Set exercise
Give back the records below exactly, every one, with no pictures.

Supplied records

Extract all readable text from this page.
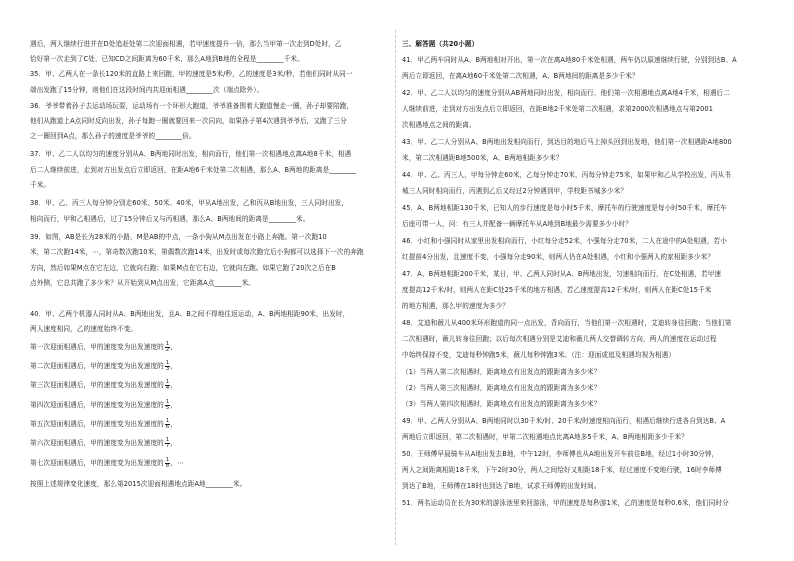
遇后，两人继续行进并在D处追赶处第二次迎面相遇，若甲速度提升一倍，那么当甲第一次走到D处时，乙
恰好第一次走到了C处，已知CD之间距离为60千米，那么A地到B地的全程是________千米。
35．甲、乙两人在一条长120米的直路上来回跑，甲的速度是5米/秒，乙的速度是3米/秒，若他们同时从同一
端出发跑了15分钟，则他们在这段时间内共迎面相遇________次（端点除外）。
36．爷爷带着孙子去运动场玩耍，运动场有一个环形大跑道，爷爷准备围着大跑道慢走一圈，孙子却要陪跑，
他们从跑道上A点同时反向出发，孙子每跑一圈就要回来一次同向，如果孙子第4次遇到爷爷后，又跑了三分
之一圈回到A点，那么孙子的速度是爷爷的________倍。
37．甲、乙二人以均匀的速度分别从A、B两地同时出发，相向而行，他们第一次相遇地点离A地8千米，相遇
后二人继续前进，走到对方出发点后立即返回，在距A地6千米处第二次相遇，那么A、B两地的距离是________
千米。
38．甲、乙、丙三人每分钟分别走60米、50米、40米，甲从A地出发，乙和丙从B地出发，三人同时出发，
相向而行，甲和乙相遇后，过了15分钟后又与丙相遇，那么A、B两地间的距离是________米。
39．如图，AB是长为28米的小路，M是AB的中点，一条小狗从M点出发在小路上奔跑。第一次跑10
米，第二次跑14米，⋯，第奇数次跑10米，第偶数次跑14米，出发时或每次跑完后小狗都可以选择下一次的奔跑
方向，然后如果M点在它左边，它就向右跑；如果M点在它右边，它就向左跑。如果它跑了20次之后在B
点外侧，它总共跑了多少米？从开始到从M点出发，它距离A点________米。
40．甲、乙两个机器人同时从A、B两地出发，且A、B之间不得地往返运动，A、B两地相距90米，出发时，
两人速度相同，乙的速度始终不变。
第一次迎面相遇后，甲的速度变为出发速度的 $\frac{1}{2}$ ，
第二次迎面相遇后，甲的速度变为出发速度的 $\frac{1}{3}$ ，
第三次迎面相遇后，甲的速度变为出发速度的 $\frac{1}{4}$ ，
第四次迎面相遇后，甲的速度变为出发速度的 $\frac{1}{5}$ ，
第五次迎面相遇后，甲的速度变为出发速度的 $\frac{1}{6}$ ，
第六次迎面相遇后，甲的速度变为出发速度的 $\frac{1}{7}$ ，
第七次迎面相遇后，甲的速度变为出发速度的 $\frac{1}{8}$ ，⋯
按照上述规律变化速度，那么第2015次迎面相遇地点距A地________米。
三、解答题（共20小题）
41．甲乙两车同时从A、B两地相对开出，第一次在离A地80千米处相遇，两车仍以原速继续行驶，分别到达B、A
两后立即返回，在离A地60千米处第二次相遇，A、B两地间的距离是多少千米？
42．甲、乙二人以均匀的速度分别从AB两地同时出发，相向而行，他们第一次相遇地点离A地4千米，相遇后二
人继续前进，走到对方出发点后立即返回，在距B地2千米处第二次相遇，求第2000次相遇地点与第2001
次相遇地点之间的距离。
43．甲、乙二人分别从A、B两地出发相向而行，到达目的地后马上掉头回到出发地，他们第一次相遇距A地800
米，第二次相遇距B地500米，A、B两地相距多少米？
44．甲、乙、丙三人，甲每分钟走60米，乙每分钟走70米，丙每分钟走75米，如果甲和乙从学校出发，丙从书
城三人同时相向而行，丙遇到乙后又经过2分钟遇到甲，学校距书城多少米？
45．A、B两地相距130千米，已知人的步行速度是每小时5千米，摩托车的行驶速度是每小时50千米，摩托车
后座可带一人，问：有三人并配备一辆摩托车从A地到B地最少需要多少小时？
46．小红和小强同时从家里出发相向而行，小红每分走52米，小强每分走70米，二人在途中的A处相遇，若小
红提前4分出发，且速度不变，小强每分走90米，则两人仍在A处相遇，小红和小强两人的家相距多少米？
47．A、B两地相距200千米，某日，甲、乙两人同时从A、B两地出发，匀速相向而行，在C处相遇，若甲速
度提高12千米/时，则两人在距C处25千米的地方相遇，若乙速度提高12千米/时，则两人在距C处15千米
的地方相遇，那么甲的速度为多少？
48．艾迪和薇儿从400米环形跑道的同一点出发，背向而行，当他们第一次相遇时，艾迪转身往回跑；当他们第
二次相遇时，薇儿转身往回跑；以后每次相遇分别是艾迪和薇儿两人交替调转方向，两人的速度在运动过程
中始终保持不变，艾迪每秒钟跑5米，薇儿每秒钟跑3米。（注：迎面或追及相遇均视为相遇）
（1）当两人第二次相遇时，距离地点有出发点的跟距离为多少米？
（2）当两人第三次相遇时，距离地点有出发点的跟距离为多少米？
（3）当两人第四次相遇时，距离地点有出发点的跟距离为多少米？
49．甲、乙两人分别从A、B两地同时以30千米/时、20千米/时速度相向而行，相遇后继续行进各自到达B、A
两地后立即返回，第二次相遇时，甲第二次相遇地点比离A地多5千米，A、B两地相距多少千米？
50．王师傅早晨骑车从A地出发去B地，中午12时，李师傅也从A地出发开车前往B地，经过1小时30分钟，
两人之间距离相距18千米，下午2时30分，两人之间恰好又相距18千米，经过速度不变地行驶，16时李师傅
到达了B地，王师傅在18时也到达了B地，试求王师傅的出发时间。
51．两名运动员在长为30米的游泳池里来回游泳，甲的速度是每秒游1米，乙的速度是每秒0.6米，他们同时分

Response to this exercise
Extract all readable text from this page.
遇后，两人继续行进并在D处追赶处第二次迎面相遇，若甲速度提升一倍，那么当甲第一次走到D处时，乙
恰好第一次走到了C处，已知CD之间距离为60千米，那么A地到B地的全程是________千米。
35．甲、乙两人在一条长120米的直路上来回跑，甲的速度是5米/秒，乙的速度是3米/秒，若他们同时从同一
端出发跑了15分钟，则他们在这段时间内共迎面相遇________次（端点除外）。
36．爷爷带着孙子去运动场玩耍，运动场有一个环形大跑道，爷爷准备围着大跑道慢走一圈，孙子却要陪跑，
他们从跑道上A点同时反向出发，孙子每跑一圈就要回来一次同向，如果孙子第4次遇到爷爷后，又跑了三分
之一圈回到A点，那么孙子的速度是爷爷的________倍。
37．甲、乙二人以均匀的速度分别从A、B两地同时出发，相向而行，他们第一次相遇地点离A地8千米，相遇
后二人继续前进，走到对方出发点后立即返回，在距A地6千米处第二次相遇，那么A、B两地的距离是________
千米。
38．甲、乙、丙三人每分钟分别走60米、50米、40米，甲从A地出发，乙和丙从B地出发，三人同时出发，
相向而行，甲和乙相遇后，过了15分钟后又与丙相遇，那么A、B两地间的距离是________米。
39．如图，AB是长为28米的小路，M是AB的中点，一条小狗从M点出发在小路上奔跑。第一次跑10
米，第二次跑14米，⋯，第奇数次跑10米，第偶数次跑14米，出发时或每次跑完后小狗都可以选择下一次的奔跑
方向，然后如果M点在它左边，它就向右跑；如果M点在它右边，它就向左跑。如果它跑了20次之后在B
点外侧，它总共跑了多少米？从开始到从M点出发，它距离A点________米。
40．甲、乙两个机器人同时从A、B两地出发，且A、B之间不得地往返运动，A、B两地相距90米，出发时，
两人速度相同，乙的速度始终不变。
第一次迎面相遇后，甲的速度变为出发速度的 $\frac{1}{2}$ ，
第二次迎面相遇后，甲的速度变为出发速度的 $\frac{1}{3}$ ，
第三次迎面相遇后，甲的速度变为出发速度的 $\frac{1}{4}$ ，
第四次迎面相遇后，甲的速度变为出发速度的 $\frac{1}{5}$ ，
第五次迎面相遇后，甲的速度变为出发速度的 $\frac{1}{6}$ ，
第六次迎面相遇后，甲的速度变为出发速度的 $\frac{1}{7}$ ，
第七次迎面相遇后，甲的速度变为出发速度的 $\frac{1}{8}$ ，⋯
按照上述规律变化速度，那么第2015次迎面相遇地点距A地________米。
三、解答题（共20小题）
41．甲乙两车同时从A、B两地相对开出，第一次在离A地80千米处相遇，两车仍以原速继续行驶，分别到达B、A
两后立即返回，在离A地60千米处第二次相遇，A、B两地间的距离是多少千米？
42．甲、乙二人以均匀的速度分别从AB两地同时出发，相向而行，他们第一次相遇地点离A地4千米，相遇后二
人继续前进，走到对方出发点后立即返回，在距B地2千米处第二次相遇，求第2000次相遇地点与第2001
次相遇地点之间的距离。
43．甲、乙二人分别从A、B两地出发相向而行，到达目的地后马上掉头回到出发地，他们第一次相遇距A地800
米，第二次相遇距B地500米，A、B两地相距多少米？
44．甲、乙、丙三人，甲每分钟走60米，乙每分钟走70米，丙每分钟走75米，如果甲和乙从学校出发，丙从书
城三人同时相向而行，丙遇到乙后又经过2分钟遇到甲，学校距书城多少米？
45．A、B两地相距130千米，已知人的步行速度是每小时5千米，摩托车的行驶速度是每小时50千米，摩托车
后座可带一人，问：有三人并配备一辆摩托车从A地到B地最少需要多少小时？
46．小红和小强同时从家里出发相向而行，小红每分走52米，小强每分走70米，二人在途中的A处相遇，若小
红提前4分出发，且速度不变，小强每分走90米，则两人仍在A处相遇，小红和小强两人的家相距多少米？
47．A、B两地相距200千米，某日，甲、乙两人同时从A、B两地出发，匀速相向而行，在C处相遇，若甲速
度提高12千米/时，则两人在距C处25千米的地方相遇，若乙速度提高12千米/时，则两人在距C处15千米
的地方相遇，那么甲的速度为多少？
48．艾迪和薇儿从400米环形跑道的同一点出发，背向而行，当他们第一次相遇时，艾迪转身往回跑；当他们第
二次相遇时，薇儿转身往回跑；以后每次相遇分别是艾迪和薇儿两人交替调转方向，两人的速度在运动过程
中始终保持不变，艾迪每秒钟跑5米，薇儿每秒钟跑3米。（注：迎面或追及相遇均视为相遇）
（1）当两人第二次相遇时，距离地点有出发点的跟距离为多少米？
（2）当两人第三次相遇时，距离地点有出发点的跟距离为多少米？
（3）当两人第四次相遇时，距离地点有出发点的跟距离为多少米？
49．甲、乙两人分别从A、B两地同时以30千米/时、20千米/时速度相向而行，相遇后继续行进各自到达B、A
两地后立即返回，第二次相遇时，甲第二次相遇地点比离A地多5千米，A、B两地相距多少千米？
50．王师傅早晨骑车从A地出发去B地，中午12时，李师傅也从A地出发开车前往B地，经过1小时30分钟，
两人之间距离相距18千米，下午2时30分，两人之间恰好又相距18千米，经过速度不变地行驶，16时李师傅
到达了B地，王师傅在18时也到达了B地，试求王师傅的出发时间。
51．两名运动员在长为30米的游泳池里来回游泳，甲的速度是每秒游1米，乙的速度是每秒0.6米，他们同时分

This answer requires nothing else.